■ **PROBLEM DESCRIPTION**:
Take every line containing "text" out of the records.

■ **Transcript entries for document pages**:
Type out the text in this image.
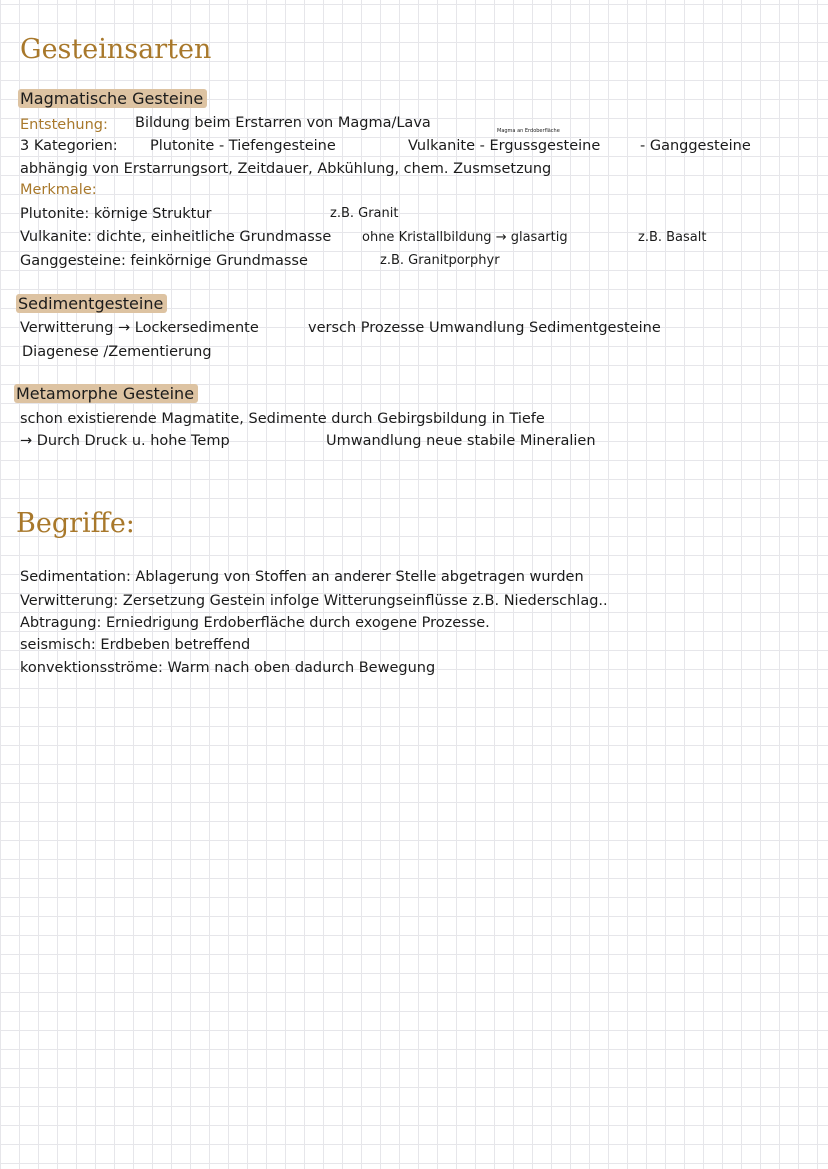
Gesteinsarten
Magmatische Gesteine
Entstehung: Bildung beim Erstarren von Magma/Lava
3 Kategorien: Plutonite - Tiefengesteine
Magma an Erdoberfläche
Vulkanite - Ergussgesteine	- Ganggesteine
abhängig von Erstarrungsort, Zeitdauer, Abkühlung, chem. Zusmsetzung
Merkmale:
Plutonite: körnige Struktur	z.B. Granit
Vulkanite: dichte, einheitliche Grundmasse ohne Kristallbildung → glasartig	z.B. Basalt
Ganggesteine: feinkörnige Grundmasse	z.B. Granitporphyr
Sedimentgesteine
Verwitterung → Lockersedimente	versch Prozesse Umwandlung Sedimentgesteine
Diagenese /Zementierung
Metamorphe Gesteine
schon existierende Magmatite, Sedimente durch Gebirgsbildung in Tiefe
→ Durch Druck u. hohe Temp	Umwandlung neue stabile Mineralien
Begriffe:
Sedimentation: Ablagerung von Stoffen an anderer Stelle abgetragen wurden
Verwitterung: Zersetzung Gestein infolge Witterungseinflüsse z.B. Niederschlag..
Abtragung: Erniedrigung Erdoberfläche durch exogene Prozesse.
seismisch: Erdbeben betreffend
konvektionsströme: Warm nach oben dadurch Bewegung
==
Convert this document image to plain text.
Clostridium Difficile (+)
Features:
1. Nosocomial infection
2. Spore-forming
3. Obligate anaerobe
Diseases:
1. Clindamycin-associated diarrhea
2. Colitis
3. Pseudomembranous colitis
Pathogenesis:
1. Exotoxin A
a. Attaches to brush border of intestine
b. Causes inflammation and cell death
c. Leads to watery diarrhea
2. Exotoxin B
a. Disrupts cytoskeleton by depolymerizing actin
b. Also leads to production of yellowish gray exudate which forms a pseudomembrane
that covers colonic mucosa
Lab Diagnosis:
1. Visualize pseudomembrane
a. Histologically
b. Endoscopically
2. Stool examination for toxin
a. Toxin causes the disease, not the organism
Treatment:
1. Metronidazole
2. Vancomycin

■ **OUTPUT FOR THIS TASK**:
Type out the text in this image.
Convert this document image to plain text.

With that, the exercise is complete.